**Exercise instructions**
Exclude the pictures; give every entry again exactly as written.

Data records:
** Begin **
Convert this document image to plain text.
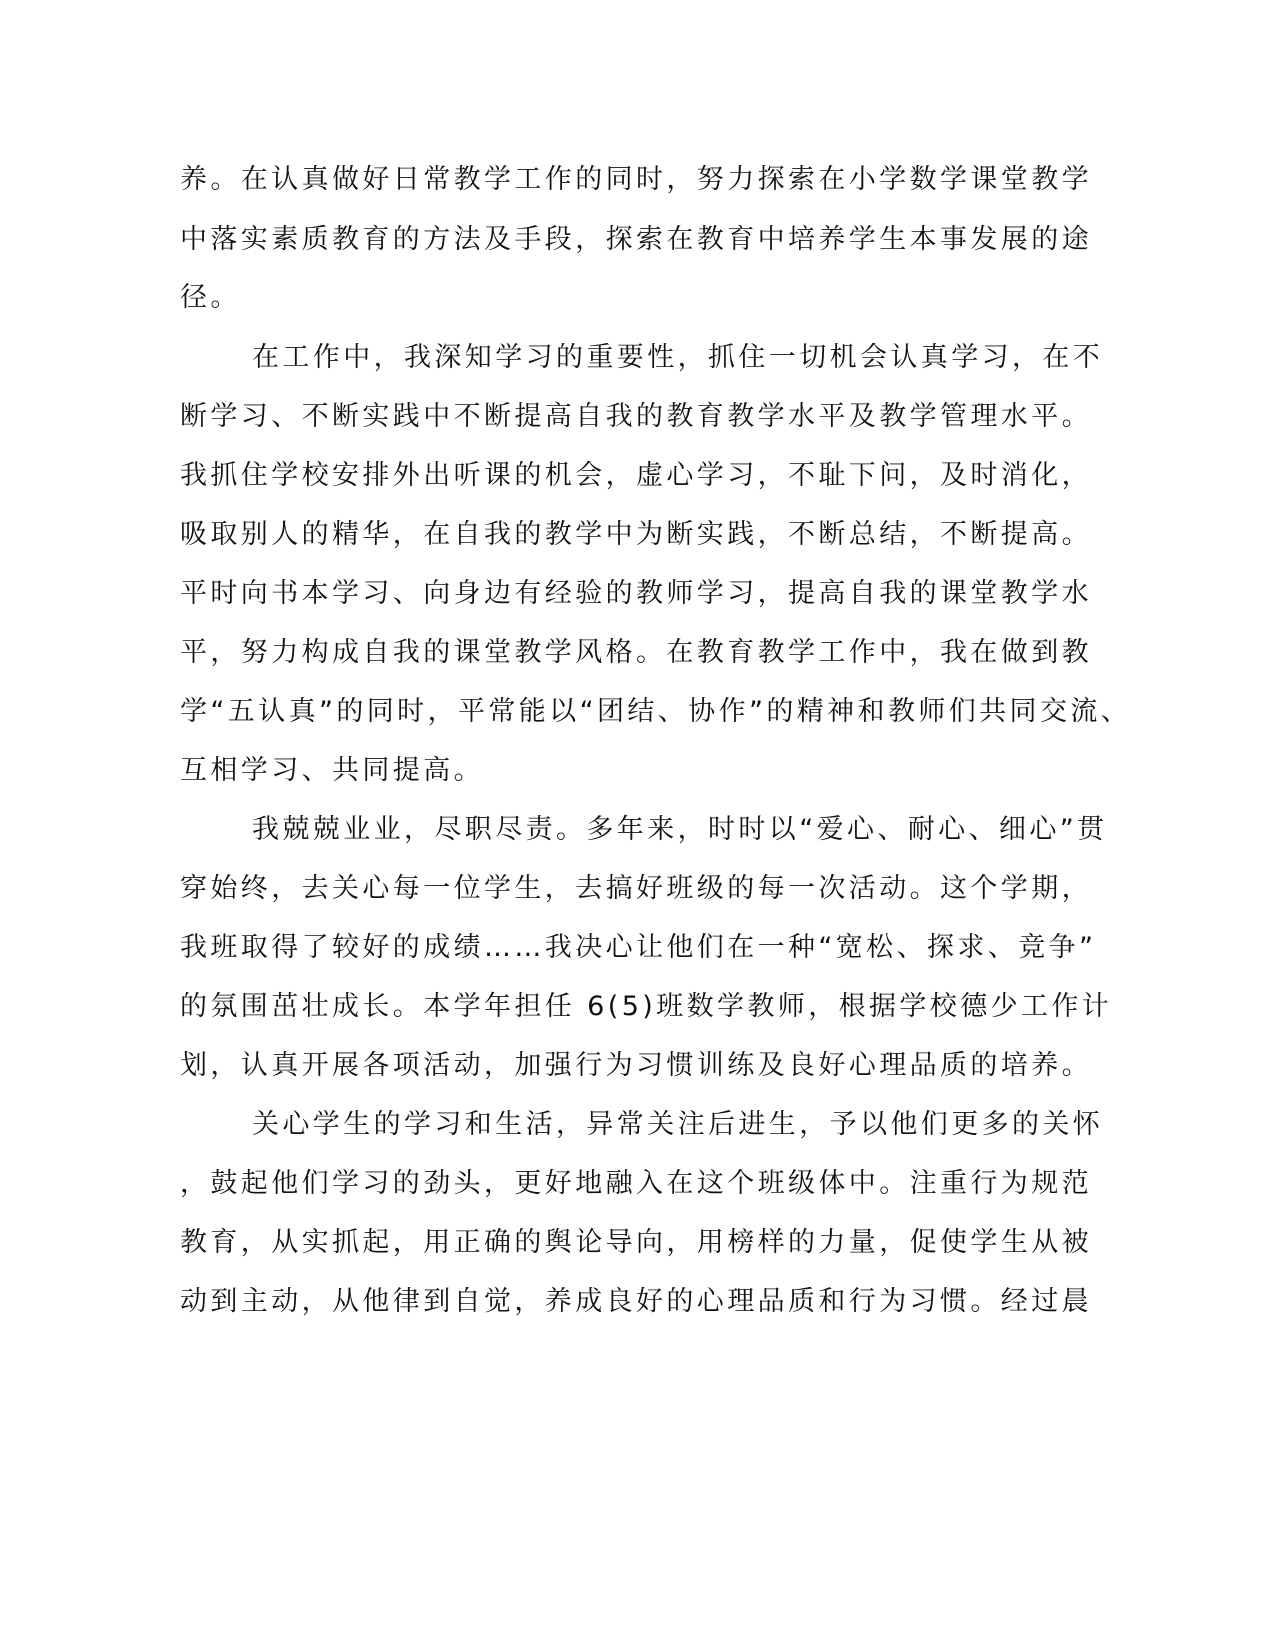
养。在认真做好日常教学工作的同时，努力探索在小学数学课堂教学
中落实素质教育的方法及手段，探索在教育中培养学生本事发展的途
径。
在工作中，我深知学习的重要性，抓住一切机会认真学习，在不
断学习、不断实践中不断提高自我的教育教学水平及教学管理水平。
我抓住学校安排外出听课的机会，虚心学习，不耻下问，及时消化，
吸取别人的精华，在自我的教学中为断实践，不断总结，不断提高。
平时向书本学习、向身边有经验的教师学习，提高自我的课堂教学水
平，努力构成自我的课堂教学风格。在教育教学工作中，我在做到教
学“五认真”的同时，平常能以“团结、协作”的精神和教师们共同交流、
互相学习、共同提高。
我兢兢业业，尽职尽责。多年来，时时以“爱心、耐心、细心”贯
穿始终，去关心每一位学生，去搞好班级的每一次活动。这个学期，
我班取得了较好的成绩……我决心让他们在一种“宽松、探求、竞争”
的氛围茁壮成长。本学年担任 6(5)班数学教师，根据学校德少工作计
划，认真开展各项活动，加强行为习惯训练及良好心理品质的培养。
关心学生的学习和生活，异常关注后进生，予以他们更多的关怀
，鼓起他们学习的劲头，更好地融入在这个班级体中。注重行为规范
教育，从实抓起，用正确的舆论导向，用榜样的力量，促使学生从被
动到主动，从他律到自觉，养成良好的心理品质和行为习惯。经过晨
** End **
**Task result**
Convert this document image to plain text.
养。在认真做好日常教学工作的同时，努力探索在小学数学课堂教学
中落实素质教育的方法及手段，探索在教育中培养学生本事发展的途
径。
在工作中，我深知学习的重要性，抓住一切机会认真学习，在不
断学习、不断实践中不断提高自我的教育教学水平及教学管理水平。
我抓住学校安排外出听课的机会，虚心学习，不耻下问，及时消化，
吸取别人的精华，在自我的教学中为断实践，不断总结，不断提高。
平时向书本学习、向身边有经验的教师学习，提高自我的课堂教学水
平，努力构成自我的课堂教学风格。在教育教学工作中，我在做到教
学“五认真”的同时，平常能以“团结、协作”的精神和教师们共同交流、
互相学习、共同提高。
我兢兢业业，尽职尽责。多年来，时时以“爱心、耐心、细心”贯
穿始终，去关心每一位学生，去搞好班级的每一次活动。这个学期，
我班取得了较好的成绩……我决心让他们在一种“宽松、探求、竞争”
的氛围茁壮成长。本学年担任 6(5)班数学教师，根据学校德少工作计
划，认真开展各项活动，加强行为习惯训练及良好心理品质的培养。
关心学生的学习和生活，异常关注后进生，予以他们更多的关怀
，鼓起他们学习的劲头，更好地融入在这个班级体中。注重行为规范
教育，从实抓起，用正确的舆论导向，用榜样的力量，促使学生从被
动到主动，从他律到自觉，养成良好的心理品质和行为习惯。经过晨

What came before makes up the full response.